> **Задания**:
1. Определите, согласуются ли с отрывком утверждения (а), (б) и (в). На каждое ответьте «да» или «нет» и дословно приведите решающие слова отрывка.
(а) Замок Иф кажется Глебу Нержину местом до смешного патриархальным.
(б) В 1937 году Солженицын перешёл на третий курс университета.
(в) Эдмон Дантес томился в замке Иф 18 лет.
2. Выведите из отрывка без изменений фрагмент от слов «История интеллектуальной цензуры» до слов «менее получили исправно.» включительно.

+++ Отрывок со страницы +++

О правительстве, без всякого снисхождения сгноившем в лагере Шаховского, которому было уже под восемьдесят, наверное, Пушкин ни за что не сказал бы, что оно европеец. Советские же историки, с их лицемерным возмущением царской цензурой, державшей под замком чаадаевское наследие, не решались назвать обстоятельства гибели главного собирателя этого наследия вплоть до середины 1980-х годов.
История интеллектуальной цензуры в России парадоксальна, лукава и полна жестокого фарисейства. Судьбы опальные и судьбы подпольные зависели от политической целесообразности, идейной конъюнктуры, поворотов фортуны, снисходительности или свирепости власти. Самые громкие обвинения по адресу гонителей Пушкина, «Свободы, Гения и Славы палачей», произносились (дух времени!) в год столетнего юбилея поэта. Тогда, в 1937-м (Солженицын перешёл на второй курс университета), были вырваны из жизни тысячи новых жертв: ни в какие конфликты с властью они, как правило, не входили, против мнений света не восставали, о жажде мести не помышляли, но свой свинец в грудь тем не менее получили исправно.
Русским подпольным писателям приходилось тяжело во все эпохи, но советское время вне всяких сравнений. Даже легендарный замок Иф, где 18 лет (знакомый сталинский срок!) томился будущий граф Монте-Кристо Эдмон Дантес, кажется Глебу Нержину, автобиографическому герою Солженицына, местом до смешного патриархальным, хотя Дюма и старался «создать ощущение жути»: «Разберите, почему Дантес смог убежать? Потому что у них годами не бывало в камерах шмонов, тогда как их полагается производить каждонедельно, и вот результат: подкоп не был обнаружен. Затем у них не меняли приставленных вертухаев — их же следует, как мы знаем из опыта Лубянки, менять каждые два часа, дабы один надзиратель искал упущения у другого. А в замке Иф по суткам в камеру не входят и не заглядывают. Даже глазков в камерах не было — так Иф был не тюрьма, а просто морской курорт! В камере считалось возможным оставить металлическую кастрюлю — и Дантес долбал ею пол. Наконец, умершего доверчиво зашивали в мешок, не прожегши его тело в морге калёным железом и не проколов на вахте штыком. Дюма следовало сгущать не мрачность, а методичность».

+++ Исходные данные +++

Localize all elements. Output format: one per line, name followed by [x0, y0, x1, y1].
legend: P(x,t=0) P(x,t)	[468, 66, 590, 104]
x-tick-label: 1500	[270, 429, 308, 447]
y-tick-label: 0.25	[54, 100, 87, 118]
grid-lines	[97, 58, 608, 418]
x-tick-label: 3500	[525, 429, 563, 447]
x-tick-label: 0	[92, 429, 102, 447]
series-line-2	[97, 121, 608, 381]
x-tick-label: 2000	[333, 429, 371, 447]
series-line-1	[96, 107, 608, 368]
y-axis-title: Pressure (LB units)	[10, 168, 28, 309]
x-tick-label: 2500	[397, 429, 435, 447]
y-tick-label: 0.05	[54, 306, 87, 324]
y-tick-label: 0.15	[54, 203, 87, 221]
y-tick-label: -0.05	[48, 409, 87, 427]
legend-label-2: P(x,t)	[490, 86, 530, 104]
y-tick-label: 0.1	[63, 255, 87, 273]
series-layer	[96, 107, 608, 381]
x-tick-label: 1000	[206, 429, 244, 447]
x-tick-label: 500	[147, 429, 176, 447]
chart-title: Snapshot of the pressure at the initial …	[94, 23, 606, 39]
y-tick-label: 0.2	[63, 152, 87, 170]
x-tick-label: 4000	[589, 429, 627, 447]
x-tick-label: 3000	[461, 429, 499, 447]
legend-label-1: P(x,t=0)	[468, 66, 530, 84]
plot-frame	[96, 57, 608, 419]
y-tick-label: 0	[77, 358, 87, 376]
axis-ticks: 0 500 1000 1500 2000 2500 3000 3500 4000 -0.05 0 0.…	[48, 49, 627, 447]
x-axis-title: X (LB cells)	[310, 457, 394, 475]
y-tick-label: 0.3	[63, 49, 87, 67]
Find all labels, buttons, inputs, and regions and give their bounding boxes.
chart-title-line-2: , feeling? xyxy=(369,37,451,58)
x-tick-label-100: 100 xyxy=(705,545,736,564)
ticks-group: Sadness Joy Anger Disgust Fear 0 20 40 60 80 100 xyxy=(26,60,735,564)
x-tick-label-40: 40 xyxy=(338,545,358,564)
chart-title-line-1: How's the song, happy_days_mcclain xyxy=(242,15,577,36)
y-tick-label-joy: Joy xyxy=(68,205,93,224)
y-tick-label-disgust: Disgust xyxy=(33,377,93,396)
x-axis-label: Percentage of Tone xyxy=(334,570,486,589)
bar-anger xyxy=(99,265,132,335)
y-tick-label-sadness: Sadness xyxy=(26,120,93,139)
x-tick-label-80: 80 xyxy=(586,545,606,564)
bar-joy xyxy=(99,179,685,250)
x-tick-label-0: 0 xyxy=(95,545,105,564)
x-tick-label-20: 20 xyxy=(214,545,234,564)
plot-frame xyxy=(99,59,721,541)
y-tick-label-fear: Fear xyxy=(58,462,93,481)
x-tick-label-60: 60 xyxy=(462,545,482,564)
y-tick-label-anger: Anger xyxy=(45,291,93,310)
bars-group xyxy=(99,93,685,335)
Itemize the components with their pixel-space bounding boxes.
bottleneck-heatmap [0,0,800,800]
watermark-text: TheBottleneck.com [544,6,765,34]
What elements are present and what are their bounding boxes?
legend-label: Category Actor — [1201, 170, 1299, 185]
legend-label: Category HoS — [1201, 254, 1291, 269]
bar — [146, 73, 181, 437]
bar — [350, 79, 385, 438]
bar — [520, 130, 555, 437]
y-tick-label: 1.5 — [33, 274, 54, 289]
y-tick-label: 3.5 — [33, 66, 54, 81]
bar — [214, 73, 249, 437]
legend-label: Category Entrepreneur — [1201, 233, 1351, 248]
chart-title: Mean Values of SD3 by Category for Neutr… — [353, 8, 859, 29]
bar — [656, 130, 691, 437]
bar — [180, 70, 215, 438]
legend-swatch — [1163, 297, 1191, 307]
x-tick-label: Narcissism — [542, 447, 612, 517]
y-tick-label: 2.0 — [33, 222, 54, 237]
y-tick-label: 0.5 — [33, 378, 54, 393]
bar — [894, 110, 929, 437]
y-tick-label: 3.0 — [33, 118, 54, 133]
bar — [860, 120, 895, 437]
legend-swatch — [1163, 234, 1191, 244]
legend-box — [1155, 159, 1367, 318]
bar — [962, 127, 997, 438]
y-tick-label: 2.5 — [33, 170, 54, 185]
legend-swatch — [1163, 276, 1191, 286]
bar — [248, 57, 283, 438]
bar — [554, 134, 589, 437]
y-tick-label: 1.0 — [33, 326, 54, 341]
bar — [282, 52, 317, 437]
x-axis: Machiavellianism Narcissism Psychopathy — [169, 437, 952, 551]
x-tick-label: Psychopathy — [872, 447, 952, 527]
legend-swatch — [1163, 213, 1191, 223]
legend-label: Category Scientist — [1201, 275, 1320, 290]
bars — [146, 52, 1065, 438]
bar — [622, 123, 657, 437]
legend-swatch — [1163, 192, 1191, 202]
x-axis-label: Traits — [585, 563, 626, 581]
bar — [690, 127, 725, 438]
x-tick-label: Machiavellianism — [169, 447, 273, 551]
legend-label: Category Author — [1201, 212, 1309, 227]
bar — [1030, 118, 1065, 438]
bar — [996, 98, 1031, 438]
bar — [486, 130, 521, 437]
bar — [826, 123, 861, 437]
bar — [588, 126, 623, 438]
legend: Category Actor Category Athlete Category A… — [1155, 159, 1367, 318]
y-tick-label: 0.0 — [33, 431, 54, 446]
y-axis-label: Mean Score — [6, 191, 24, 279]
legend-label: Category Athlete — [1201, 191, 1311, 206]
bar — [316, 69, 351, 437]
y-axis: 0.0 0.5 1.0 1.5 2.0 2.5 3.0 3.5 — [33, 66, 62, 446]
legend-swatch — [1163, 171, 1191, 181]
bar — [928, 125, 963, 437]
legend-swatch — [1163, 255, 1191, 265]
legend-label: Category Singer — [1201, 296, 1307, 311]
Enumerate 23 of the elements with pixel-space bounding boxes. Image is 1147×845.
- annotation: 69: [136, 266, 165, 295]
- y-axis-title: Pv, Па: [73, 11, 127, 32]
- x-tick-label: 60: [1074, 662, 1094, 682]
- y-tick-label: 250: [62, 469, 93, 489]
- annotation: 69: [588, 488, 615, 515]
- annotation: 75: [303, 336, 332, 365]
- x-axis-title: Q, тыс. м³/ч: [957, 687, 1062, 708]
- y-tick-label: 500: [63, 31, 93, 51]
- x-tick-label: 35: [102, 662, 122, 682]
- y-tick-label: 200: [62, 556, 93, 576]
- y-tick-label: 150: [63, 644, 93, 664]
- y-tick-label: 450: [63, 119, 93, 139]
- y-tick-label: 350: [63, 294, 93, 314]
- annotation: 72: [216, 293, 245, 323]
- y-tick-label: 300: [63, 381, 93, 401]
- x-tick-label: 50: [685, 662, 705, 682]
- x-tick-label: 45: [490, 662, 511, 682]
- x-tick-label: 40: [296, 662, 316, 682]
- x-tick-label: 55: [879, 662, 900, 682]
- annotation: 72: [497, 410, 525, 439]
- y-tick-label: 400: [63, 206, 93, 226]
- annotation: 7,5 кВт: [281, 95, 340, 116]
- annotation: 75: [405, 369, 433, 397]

+++

> **Ответы к заданиям**:
1.
(а) Да: «кажется Глебу Нержину, автобиографическому герою Солженицына, местом до смешного патриархальным».
(б) Нет: «Солженицын перешёл на второй курс университета».
(в) Да: «где 18 лет (знакомый сталинский срок!) томился будущий граф Монте-Кристо Эдмон Дантес».

2.
История интеллектуальной цензуры в России парадоксальна, лукава и полна жестокого фарисейства. Судьбы опальные и судьбы подпольные зависели от политической целесообразности, идейной конъюнктуры, поворотов фортуны, снисходительности или свирепости власти. Самые громкие обвинения по адресу гонителей Пушкина, «Свободы, Гения и Славы палачей», произносились (дух времени!) в год столетнего юбилея поэта. Тогда, в 1937-м (Солженицын перешёл на второй курс университета), были вырваны из жизни тысячи новых жертв: ни в какие конфликты с властью они, как правило, не входили, против мнений света не восставали, о жажде мести не помышляли, но свой свинец в грудь тем не менее получили исправно.